**GOAL:** Search the listing below for "woven". Copy each matching line.

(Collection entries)
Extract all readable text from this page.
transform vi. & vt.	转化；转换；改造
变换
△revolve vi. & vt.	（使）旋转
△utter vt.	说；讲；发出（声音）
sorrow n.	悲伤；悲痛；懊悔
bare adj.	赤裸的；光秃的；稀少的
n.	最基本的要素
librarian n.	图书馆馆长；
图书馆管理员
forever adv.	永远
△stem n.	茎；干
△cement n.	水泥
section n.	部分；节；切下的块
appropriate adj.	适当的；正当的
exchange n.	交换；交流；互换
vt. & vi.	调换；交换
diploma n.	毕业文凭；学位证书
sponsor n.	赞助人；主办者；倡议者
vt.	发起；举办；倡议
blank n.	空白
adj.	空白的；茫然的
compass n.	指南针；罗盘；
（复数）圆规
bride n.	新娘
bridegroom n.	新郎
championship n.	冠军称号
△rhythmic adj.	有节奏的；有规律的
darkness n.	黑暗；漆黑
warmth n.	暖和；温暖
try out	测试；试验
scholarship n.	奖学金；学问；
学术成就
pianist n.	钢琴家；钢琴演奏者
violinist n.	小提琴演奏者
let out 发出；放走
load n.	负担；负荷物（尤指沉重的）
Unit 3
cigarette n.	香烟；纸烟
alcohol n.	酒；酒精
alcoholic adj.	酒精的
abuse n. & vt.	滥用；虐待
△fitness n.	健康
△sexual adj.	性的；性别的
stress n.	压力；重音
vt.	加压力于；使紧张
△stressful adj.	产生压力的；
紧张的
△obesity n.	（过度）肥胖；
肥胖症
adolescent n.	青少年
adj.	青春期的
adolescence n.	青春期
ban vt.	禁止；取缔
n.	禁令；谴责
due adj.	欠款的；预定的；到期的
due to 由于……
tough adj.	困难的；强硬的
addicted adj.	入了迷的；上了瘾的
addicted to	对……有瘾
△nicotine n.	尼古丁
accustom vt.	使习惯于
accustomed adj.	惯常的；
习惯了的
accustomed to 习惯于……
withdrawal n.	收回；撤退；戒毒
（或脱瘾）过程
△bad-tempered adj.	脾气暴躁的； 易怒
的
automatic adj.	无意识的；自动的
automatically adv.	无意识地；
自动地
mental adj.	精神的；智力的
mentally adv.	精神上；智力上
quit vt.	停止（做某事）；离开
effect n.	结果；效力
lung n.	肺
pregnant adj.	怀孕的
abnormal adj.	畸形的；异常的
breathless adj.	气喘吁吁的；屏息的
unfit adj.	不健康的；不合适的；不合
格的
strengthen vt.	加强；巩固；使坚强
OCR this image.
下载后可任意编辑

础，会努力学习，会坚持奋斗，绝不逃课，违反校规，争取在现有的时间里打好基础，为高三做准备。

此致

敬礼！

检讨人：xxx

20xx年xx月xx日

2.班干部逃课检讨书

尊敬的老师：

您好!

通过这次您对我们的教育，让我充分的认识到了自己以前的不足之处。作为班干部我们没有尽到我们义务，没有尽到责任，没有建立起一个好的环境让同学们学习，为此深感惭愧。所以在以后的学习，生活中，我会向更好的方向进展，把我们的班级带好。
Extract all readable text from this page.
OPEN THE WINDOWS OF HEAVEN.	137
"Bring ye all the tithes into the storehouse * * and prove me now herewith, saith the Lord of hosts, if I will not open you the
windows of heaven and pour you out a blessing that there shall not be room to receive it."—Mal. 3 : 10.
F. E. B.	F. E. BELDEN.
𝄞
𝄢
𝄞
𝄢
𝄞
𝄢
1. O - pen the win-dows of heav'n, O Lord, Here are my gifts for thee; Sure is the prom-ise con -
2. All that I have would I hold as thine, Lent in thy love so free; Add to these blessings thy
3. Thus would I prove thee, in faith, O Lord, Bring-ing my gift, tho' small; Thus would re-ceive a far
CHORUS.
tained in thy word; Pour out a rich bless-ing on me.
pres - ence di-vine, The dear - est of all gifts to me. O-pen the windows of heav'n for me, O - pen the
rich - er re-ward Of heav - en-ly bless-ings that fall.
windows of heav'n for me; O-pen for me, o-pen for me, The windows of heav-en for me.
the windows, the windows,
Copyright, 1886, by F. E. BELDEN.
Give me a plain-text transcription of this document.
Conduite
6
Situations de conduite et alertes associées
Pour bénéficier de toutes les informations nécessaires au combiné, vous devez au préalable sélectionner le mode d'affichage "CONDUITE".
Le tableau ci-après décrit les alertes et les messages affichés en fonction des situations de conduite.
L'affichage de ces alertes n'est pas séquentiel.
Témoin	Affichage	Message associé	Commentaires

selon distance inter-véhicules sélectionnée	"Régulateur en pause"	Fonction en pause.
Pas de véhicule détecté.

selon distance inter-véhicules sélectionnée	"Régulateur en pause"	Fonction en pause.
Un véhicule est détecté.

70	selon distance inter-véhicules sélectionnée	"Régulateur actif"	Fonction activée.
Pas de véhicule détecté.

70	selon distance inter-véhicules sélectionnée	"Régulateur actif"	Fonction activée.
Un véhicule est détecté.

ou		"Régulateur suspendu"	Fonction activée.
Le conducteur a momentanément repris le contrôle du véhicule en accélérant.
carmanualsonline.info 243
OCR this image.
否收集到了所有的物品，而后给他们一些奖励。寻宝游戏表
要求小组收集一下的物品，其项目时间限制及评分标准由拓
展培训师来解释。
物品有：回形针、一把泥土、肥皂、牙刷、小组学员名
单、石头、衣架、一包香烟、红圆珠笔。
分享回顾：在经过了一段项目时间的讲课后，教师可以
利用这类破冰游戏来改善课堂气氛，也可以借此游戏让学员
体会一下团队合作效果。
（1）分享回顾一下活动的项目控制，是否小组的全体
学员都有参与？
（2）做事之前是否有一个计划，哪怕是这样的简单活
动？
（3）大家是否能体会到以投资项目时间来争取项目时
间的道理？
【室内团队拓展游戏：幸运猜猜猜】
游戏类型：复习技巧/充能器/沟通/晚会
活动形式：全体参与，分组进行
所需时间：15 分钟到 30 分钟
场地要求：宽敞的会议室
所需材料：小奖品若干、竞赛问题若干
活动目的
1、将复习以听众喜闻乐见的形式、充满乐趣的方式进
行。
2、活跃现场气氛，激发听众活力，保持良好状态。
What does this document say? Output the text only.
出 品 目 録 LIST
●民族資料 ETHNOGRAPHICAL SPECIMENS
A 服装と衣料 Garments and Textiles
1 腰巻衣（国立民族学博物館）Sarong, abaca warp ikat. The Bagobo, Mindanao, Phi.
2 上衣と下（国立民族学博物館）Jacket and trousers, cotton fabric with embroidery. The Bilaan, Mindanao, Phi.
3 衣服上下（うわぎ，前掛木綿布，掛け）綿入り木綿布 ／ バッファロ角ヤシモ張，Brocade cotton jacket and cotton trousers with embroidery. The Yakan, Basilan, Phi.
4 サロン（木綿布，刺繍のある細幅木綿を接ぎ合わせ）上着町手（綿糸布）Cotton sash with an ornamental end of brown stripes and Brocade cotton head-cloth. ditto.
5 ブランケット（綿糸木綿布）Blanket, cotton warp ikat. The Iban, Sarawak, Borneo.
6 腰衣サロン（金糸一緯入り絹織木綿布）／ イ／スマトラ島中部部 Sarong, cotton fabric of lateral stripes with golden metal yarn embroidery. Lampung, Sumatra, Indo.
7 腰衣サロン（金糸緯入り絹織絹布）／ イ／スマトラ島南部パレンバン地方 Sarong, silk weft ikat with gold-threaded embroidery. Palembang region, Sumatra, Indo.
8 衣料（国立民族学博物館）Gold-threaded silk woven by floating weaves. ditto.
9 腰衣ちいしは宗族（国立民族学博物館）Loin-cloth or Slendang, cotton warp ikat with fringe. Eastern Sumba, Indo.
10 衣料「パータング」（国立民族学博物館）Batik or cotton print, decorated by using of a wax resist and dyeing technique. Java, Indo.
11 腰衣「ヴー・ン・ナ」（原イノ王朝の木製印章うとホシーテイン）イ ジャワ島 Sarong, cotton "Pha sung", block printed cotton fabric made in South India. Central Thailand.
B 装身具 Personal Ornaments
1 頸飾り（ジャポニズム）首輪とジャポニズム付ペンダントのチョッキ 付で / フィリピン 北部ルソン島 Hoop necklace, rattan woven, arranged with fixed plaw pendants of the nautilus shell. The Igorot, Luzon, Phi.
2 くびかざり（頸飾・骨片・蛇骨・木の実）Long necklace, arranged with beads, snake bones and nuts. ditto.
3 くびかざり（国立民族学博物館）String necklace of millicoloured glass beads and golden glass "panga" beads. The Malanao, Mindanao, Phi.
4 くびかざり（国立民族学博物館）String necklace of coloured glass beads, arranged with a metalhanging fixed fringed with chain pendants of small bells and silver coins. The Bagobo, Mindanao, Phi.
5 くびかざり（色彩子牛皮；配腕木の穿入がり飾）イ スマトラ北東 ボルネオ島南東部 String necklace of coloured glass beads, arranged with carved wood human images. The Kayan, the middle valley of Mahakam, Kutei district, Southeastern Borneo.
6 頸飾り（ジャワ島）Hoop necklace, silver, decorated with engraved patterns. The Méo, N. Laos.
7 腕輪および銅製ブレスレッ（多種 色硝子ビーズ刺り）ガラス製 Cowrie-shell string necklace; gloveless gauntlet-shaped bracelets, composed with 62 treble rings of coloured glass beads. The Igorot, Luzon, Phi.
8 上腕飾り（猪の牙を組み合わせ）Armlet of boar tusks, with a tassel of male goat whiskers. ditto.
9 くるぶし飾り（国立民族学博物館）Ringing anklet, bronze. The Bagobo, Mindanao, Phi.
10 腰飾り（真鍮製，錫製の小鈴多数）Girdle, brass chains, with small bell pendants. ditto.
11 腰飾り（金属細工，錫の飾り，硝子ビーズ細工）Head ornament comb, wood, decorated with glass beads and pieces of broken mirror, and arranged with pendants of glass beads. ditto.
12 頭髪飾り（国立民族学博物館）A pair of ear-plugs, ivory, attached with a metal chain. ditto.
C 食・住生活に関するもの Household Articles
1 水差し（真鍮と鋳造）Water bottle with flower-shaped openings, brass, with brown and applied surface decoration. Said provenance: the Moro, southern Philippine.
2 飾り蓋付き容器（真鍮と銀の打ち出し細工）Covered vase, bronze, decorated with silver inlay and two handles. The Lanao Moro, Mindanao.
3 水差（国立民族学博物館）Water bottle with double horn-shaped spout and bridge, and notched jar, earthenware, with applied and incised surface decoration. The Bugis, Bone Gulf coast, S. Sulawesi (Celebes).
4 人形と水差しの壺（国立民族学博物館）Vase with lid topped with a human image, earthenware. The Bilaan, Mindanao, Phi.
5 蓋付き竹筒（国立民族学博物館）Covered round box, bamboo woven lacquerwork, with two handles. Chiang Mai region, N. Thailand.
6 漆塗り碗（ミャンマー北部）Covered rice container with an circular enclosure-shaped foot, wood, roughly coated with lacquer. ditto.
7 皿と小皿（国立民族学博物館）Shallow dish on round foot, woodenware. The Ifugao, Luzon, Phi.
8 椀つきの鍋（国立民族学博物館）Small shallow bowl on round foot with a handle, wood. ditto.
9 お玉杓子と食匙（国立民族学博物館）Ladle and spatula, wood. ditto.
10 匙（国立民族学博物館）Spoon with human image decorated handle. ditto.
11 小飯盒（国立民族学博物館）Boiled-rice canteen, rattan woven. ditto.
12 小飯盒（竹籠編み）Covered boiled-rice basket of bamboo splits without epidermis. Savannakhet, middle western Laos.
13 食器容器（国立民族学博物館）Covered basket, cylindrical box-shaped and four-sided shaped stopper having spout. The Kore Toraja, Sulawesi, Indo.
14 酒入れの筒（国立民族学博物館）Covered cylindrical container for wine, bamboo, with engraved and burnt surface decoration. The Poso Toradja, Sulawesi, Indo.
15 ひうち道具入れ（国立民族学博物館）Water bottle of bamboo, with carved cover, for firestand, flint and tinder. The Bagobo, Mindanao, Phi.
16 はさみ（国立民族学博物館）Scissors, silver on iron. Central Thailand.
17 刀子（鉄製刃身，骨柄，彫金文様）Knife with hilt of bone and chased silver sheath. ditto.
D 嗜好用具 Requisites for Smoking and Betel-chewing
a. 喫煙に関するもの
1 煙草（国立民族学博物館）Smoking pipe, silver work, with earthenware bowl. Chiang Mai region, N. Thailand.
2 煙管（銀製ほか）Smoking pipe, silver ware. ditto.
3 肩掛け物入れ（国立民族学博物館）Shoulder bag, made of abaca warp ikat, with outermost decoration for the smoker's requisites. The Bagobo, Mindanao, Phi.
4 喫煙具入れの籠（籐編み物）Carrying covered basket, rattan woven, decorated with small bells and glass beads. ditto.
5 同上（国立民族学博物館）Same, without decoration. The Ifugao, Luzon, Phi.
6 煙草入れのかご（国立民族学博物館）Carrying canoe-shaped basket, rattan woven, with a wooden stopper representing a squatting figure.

**THE COMPLETED TASK:**
8 衣料（国立民族学博物館）Gold-threaded silk woven by floating weaves. ditto.
1 頸飾り（ジャポニズム）首輪とジャポニズム付ペンダントのチョッキ 付で / フィリピン 北部ルソン島 Hoop necklace, rattan woven, arranged with fixed plaw pendants of the nautilus shell. The Igorot, Luzon, Phi.
5 蓋付き竹筒（国立民族学博物館）Covered round box, bamboo woven lacquerwork, with two handles. Chiang Mai region, N. Thailand.
11 小飯盒（国立民族学博物館）Boiled-rice canteen, rattan woven. ditto.
4 喫煙具入れの籠（籐編み物）Carrying covered basket, rattan woven, decorated with small bells and glass beads. ditto.
6 煙草入れのかご（国立民族学博物館）Carrying canoe-shaped basket, rattan woven, with a wooden stopper representing a squatting figure.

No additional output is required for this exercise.